* _AIM_: Pull out every line below holding the word "компании".
--- start of DATASET CONTENT ---
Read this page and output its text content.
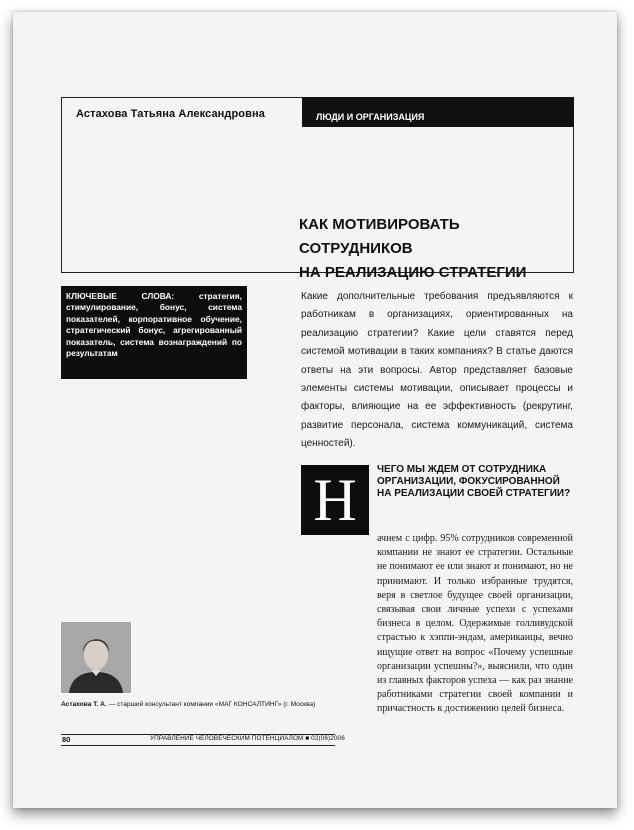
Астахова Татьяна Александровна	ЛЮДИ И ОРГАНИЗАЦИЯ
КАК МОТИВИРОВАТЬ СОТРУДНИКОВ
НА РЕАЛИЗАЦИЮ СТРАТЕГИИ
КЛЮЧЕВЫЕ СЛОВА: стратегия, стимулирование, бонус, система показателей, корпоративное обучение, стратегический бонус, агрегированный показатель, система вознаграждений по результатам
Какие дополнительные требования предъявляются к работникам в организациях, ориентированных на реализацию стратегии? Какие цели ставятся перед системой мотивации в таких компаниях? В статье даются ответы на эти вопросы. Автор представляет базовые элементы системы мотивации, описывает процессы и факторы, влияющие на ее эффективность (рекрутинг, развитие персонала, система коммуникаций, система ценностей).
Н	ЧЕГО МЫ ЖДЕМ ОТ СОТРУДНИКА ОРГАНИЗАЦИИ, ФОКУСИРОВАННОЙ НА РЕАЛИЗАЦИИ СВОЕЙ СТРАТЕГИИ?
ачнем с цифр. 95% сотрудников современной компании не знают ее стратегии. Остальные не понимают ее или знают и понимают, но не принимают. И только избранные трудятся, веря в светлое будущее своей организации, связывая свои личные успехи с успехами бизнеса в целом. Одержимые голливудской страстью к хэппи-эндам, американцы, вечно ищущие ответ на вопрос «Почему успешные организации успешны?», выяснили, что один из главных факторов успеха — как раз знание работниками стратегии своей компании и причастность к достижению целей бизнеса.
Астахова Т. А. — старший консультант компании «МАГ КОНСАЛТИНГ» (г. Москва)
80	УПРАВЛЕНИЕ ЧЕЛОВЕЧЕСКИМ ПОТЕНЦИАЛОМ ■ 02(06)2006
--- end of DATASET CONTENT ---
* _EXERCISE ANSWER_:
ачнем с цифр. 95% сотрудников современной компании не знают ее стратегии. Остальные не понимают ее или знают и понимают, но не принимают. И только избранные трудятся, веря в светлое будущее своей организации, связывая свои личные успехи с успехами бизнеса в целом. Одержимые голливудской страстью к хэппи-эндам, американцы, вечно ищущие ответ на вопрос «Почему успешные организации успешны?», выяснили, что один из главных факторов успеха — как раз знание работниками стратегии своей компании и причастность к достижению целей бизнеса.
Астахова Т. А. — старший консультант компании «МАГ КОНСАЛТИНГ» (г. Москва)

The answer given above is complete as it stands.